EXERCISE DIRECTIONS:
Each line below should be quoted exactly, please.

GIVEN ENTRIES:

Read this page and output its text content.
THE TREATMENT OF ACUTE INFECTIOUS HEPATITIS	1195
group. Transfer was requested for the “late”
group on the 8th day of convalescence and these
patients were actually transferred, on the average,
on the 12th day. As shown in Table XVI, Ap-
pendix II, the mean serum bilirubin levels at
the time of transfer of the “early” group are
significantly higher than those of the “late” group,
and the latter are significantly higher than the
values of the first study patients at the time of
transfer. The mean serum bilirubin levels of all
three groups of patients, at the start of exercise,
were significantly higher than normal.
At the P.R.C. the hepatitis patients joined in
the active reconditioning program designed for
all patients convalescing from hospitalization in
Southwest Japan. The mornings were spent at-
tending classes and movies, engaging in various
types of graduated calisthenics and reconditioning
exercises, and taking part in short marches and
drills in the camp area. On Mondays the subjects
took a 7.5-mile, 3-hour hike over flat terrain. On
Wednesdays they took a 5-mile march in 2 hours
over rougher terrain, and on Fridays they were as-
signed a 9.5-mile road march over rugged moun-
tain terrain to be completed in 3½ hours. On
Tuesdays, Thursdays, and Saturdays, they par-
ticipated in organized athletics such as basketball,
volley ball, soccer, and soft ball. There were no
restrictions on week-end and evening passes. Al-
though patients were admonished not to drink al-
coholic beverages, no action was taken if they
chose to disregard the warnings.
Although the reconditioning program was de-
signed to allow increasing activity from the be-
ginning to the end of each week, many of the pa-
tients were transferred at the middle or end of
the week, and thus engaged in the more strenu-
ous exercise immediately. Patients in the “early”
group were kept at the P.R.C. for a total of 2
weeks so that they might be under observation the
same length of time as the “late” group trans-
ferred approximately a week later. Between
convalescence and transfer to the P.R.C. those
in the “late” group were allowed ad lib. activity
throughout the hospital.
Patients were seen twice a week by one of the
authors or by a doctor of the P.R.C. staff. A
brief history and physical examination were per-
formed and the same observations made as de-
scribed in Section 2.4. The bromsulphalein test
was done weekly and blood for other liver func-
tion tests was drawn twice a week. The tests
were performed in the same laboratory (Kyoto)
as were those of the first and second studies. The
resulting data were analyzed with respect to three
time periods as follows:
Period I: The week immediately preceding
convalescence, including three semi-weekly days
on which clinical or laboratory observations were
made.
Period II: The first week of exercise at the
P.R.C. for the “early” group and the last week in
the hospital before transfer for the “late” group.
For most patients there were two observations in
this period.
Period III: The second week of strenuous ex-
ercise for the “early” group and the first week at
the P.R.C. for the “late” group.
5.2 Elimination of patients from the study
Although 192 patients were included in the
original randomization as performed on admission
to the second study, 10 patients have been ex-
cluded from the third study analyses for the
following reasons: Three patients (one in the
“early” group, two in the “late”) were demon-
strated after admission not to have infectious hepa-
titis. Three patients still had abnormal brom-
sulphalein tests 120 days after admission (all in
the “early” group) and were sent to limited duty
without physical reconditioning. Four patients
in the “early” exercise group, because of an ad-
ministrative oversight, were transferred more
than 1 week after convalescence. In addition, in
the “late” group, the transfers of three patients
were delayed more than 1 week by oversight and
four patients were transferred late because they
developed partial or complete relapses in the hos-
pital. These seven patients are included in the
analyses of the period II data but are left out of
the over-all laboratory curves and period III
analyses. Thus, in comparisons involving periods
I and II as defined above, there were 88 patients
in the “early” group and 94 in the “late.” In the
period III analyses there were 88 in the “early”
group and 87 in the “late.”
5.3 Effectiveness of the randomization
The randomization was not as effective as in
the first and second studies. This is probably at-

THE ANSWER:
Read this page and output its text content.
THE TREATMENT OF ACUTE INFECTIOUS HEPATITIS	1195
group. Transfer was requested for the “late”
group on the 8th day of convalescence and these
patients were actually transferred, on the average,
on the 12th day. As shown in Table XVI, Ap-
pendix II, the mean serum bilirubin levels at
the time of transfer of the “early” group are
significantly higher than those of the “late” group,
and the latter are significantly higher than the
values of the first study patients at the time of
transfer. The mean serum bilirubin levels of all
three groups of patients, at the start of exercise,
were significantly higher than normal.
At the P.R.C. the hepatitis patients joined in
the active reconditioning program designed for
all patients convalescing from hospitalization in
Southwest Japan. The mornings were spent at-
tending classes and movies, engaging in various
types of graduated calisthenics and reconditioning
exercises, and taking part in short marches and
drills in the camp area. On Mondays the subjects
took a 7.5-mile, 3-hour hike over flat terrain. On
Wednesdays they took a 5-mile march in 2 hours
over rougher terrain, and on Fridays they were as-
signed a 9.5-mile road march over rugged moun-
tain terrain to be completed in 3½ hours. On
Tuesdays, Thursdays, and Saturdays, they par-
ticipated in organized athletics such as basketball,
volley ball, soccer, and soft ball. There were no
restrictions on week-end and evening passes. Al-
though patients were admonished not to drink al-
coholic beverages, no action was taken if they
chose to disregard the warnings.
Although the reconditioning program was de-
signed to allow increasing activity from the be-
ginning to the end of each week, many of the pa-
tients were transferred at the middle or end of
the week, and thus engaged in the more strenu-
ous exercise immediately. Patients in the “early”
group were kept at the P.R.C. for a total of 2
weeks so that they might be under observation the
same length of time as the “late” group trans-
ferred approximately a week later. Between
convalescence and transfer to the P.R.C. those
in the “late” group were allowed ad lib. activity
throughout the hospital.
Patients were seen twice a week by one of the
authors or by a doctor of the P.R.C. staff. A
brief history and physical examination were per-
formed and the same observations made as de-
scribed in Section 2.4. The bromsulphalein test
was done weekly and blood for other liver func-
tion tests was drawn twice a week. The tests
were performed in the same laboratory (Kyoto)
as were those of the first and second studies. The
resulting data were analyzed with respect to three
time periods as follows:
Period I: The week immediately preceding
convalescence, including three semi-weekly days
on which clinical or laboratory observations were
made.
Period II: The first week of exercise at the
P.R.C. for the “early” group and the last week in
the hospital before transfer for the “late” group.
For most patients there were two observations in
this period.
Period III: The second week of strenuous ex-
ercise for the “early” group and the first week at
the P.R.C. for the “late” group.
5.2 Elimination of patients from the study
Although 192 patients were included in the
original randomization as performed on admission
to the second study, 10 patients have been ex-
cluded from the third study analyses for the
following reasons: Three patients (one in the
“early” group, two in the “late”) were demon-
strated after admission not to have infectious hepa-
titis. Three patients still had abnormal brom-
sulphalein tests 120 days after admission (all in
the “early” group) and were sent to limited duty
without physical reconditioning. Four patients
in the “early” exercise group, because of an ad-
ministrative oversight, were transferred more
than 1 week after convalescence. In addition, in
the “late” group, the transfers of three patients
were delayed more than 1 week by oversight and
four patients were transferred late because they
developed partial or complete relapses in the hos-
pital. These seven patients are included in the
analyses of the period II data but are left out of
the over-all laboratory curves and period III
analyses. Thus, in comparisons involving periods
I and II as defined above, there were 88 patients
in the “early” group and 94 in the “late.” In the
period III analyses there were 88 in the “early”
group and 87 in the “late.”
5.3 Effectiveness of the randomization
The randomization was not as effective as in
the first and second studies. This is probably at-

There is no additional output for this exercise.